WHAT IS BEING ASKED
Tally the lines that include "document". Output the number only.

____ PROVIDED INFORMATION

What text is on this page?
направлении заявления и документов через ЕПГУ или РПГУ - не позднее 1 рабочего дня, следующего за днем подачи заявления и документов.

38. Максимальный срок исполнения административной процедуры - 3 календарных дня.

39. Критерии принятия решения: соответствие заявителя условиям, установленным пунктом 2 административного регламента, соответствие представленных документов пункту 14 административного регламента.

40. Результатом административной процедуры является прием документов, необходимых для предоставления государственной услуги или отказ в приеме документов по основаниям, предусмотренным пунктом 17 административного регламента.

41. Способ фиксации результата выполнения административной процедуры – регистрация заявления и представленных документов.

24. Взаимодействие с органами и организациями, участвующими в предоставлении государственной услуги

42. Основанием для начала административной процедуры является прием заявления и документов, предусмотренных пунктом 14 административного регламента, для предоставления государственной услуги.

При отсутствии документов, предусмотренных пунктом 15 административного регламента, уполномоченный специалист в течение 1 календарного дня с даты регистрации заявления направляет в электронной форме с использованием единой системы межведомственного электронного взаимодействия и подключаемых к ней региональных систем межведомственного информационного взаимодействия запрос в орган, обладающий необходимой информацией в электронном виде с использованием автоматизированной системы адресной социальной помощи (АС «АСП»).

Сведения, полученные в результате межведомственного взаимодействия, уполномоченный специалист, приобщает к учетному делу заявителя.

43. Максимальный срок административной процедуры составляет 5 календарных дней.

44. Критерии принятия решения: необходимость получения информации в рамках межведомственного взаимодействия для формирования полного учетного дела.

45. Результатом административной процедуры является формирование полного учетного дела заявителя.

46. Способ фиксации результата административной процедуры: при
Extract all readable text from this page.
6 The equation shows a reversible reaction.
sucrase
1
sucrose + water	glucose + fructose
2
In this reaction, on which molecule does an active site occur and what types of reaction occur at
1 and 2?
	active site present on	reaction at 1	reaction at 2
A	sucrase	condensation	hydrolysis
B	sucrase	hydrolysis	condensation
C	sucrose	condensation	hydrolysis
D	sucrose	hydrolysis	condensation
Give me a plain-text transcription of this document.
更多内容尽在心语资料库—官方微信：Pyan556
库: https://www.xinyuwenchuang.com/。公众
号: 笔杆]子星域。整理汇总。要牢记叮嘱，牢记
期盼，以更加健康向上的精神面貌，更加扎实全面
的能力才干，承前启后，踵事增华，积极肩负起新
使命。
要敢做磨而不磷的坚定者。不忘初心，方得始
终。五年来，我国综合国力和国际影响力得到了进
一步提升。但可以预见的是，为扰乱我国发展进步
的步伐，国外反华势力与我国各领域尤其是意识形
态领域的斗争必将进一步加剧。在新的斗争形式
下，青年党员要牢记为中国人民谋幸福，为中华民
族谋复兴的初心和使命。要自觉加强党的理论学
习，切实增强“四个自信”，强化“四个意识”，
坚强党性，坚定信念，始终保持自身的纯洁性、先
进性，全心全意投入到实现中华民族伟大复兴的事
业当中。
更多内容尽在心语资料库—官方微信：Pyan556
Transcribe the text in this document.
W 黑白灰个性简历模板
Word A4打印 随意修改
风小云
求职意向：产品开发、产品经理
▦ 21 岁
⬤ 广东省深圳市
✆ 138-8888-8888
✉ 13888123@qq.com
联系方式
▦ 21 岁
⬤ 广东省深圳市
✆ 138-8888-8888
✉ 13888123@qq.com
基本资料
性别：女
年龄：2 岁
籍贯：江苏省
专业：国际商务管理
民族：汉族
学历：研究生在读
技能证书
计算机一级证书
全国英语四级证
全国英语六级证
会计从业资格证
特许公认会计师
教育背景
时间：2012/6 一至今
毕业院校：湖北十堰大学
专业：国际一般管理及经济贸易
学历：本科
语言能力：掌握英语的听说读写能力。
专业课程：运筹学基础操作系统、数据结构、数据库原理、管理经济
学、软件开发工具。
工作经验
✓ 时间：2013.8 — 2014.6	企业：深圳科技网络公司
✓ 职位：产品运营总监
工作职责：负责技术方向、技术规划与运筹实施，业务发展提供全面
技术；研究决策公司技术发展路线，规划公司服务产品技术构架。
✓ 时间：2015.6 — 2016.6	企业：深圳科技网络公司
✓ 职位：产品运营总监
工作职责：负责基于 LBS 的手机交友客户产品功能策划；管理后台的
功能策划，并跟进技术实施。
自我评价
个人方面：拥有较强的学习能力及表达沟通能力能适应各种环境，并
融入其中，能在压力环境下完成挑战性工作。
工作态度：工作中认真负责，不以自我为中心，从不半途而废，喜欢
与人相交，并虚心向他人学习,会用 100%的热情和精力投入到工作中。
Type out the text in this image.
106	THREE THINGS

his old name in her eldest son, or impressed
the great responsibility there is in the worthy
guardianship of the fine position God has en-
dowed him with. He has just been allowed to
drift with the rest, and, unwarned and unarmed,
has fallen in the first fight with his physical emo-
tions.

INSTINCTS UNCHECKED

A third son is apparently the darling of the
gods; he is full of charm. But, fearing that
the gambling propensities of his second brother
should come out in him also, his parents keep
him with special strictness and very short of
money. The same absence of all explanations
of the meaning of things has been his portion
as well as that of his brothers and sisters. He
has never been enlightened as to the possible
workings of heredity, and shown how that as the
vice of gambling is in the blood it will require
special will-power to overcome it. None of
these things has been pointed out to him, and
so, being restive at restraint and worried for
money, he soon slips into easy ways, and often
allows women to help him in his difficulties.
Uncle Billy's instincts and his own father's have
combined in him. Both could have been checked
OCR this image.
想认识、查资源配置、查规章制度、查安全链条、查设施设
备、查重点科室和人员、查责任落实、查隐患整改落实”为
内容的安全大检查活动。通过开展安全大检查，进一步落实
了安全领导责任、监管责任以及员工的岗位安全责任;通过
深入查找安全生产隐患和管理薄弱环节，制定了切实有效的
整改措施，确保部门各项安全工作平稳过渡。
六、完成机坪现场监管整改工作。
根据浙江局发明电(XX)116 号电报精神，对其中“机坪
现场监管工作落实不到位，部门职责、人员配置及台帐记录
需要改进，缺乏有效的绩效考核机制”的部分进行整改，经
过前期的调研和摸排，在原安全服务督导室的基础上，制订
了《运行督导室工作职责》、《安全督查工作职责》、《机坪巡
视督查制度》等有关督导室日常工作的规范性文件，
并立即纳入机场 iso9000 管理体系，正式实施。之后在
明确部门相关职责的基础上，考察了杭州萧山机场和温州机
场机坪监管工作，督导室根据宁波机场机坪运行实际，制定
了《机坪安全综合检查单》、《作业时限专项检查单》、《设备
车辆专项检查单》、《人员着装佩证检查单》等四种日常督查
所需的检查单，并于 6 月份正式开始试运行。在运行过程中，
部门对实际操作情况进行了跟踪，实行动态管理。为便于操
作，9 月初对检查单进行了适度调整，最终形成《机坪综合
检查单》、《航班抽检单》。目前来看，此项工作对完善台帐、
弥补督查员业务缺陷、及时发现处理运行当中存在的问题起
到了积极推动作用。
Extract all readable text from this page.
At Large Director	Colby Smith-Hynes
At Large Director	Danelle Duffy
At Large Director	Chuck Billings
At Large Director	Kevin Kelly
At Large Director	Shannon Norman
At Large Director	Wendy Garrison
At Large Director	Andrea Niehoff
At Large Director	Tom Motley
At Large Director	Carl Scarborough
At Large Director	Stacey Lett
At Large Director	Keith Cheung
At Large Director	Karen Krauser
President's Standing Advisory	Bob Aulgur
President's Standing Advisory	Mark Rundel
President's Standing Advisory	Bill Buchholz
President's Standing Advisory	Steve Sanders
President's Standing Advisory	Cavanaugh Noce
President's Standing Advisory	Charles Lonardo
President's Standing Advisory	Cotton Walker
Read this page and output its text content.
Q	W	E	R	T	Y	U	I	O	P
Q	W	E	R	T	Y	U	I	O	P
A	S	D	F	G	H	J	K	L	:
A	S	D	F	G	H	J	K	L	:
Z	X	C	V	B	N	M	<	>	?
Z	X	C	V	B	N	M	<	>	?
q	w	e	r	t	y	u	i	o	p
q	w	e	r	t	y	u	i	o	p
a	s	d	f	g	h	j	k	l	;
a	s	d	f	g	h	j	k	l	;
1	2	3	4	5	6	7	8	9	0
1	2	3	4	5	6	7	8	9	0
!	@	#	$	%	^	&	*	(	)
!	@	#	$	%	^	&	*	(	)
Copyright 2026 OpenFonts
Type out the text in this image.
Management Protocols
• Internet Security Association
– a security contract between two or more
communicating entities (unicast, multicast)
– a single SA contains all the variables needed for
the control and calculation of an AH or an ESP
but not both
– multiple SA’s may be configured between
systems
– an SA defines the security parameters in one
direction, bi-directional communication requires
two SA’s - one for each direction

________

RESULT FOR THIS TASK
2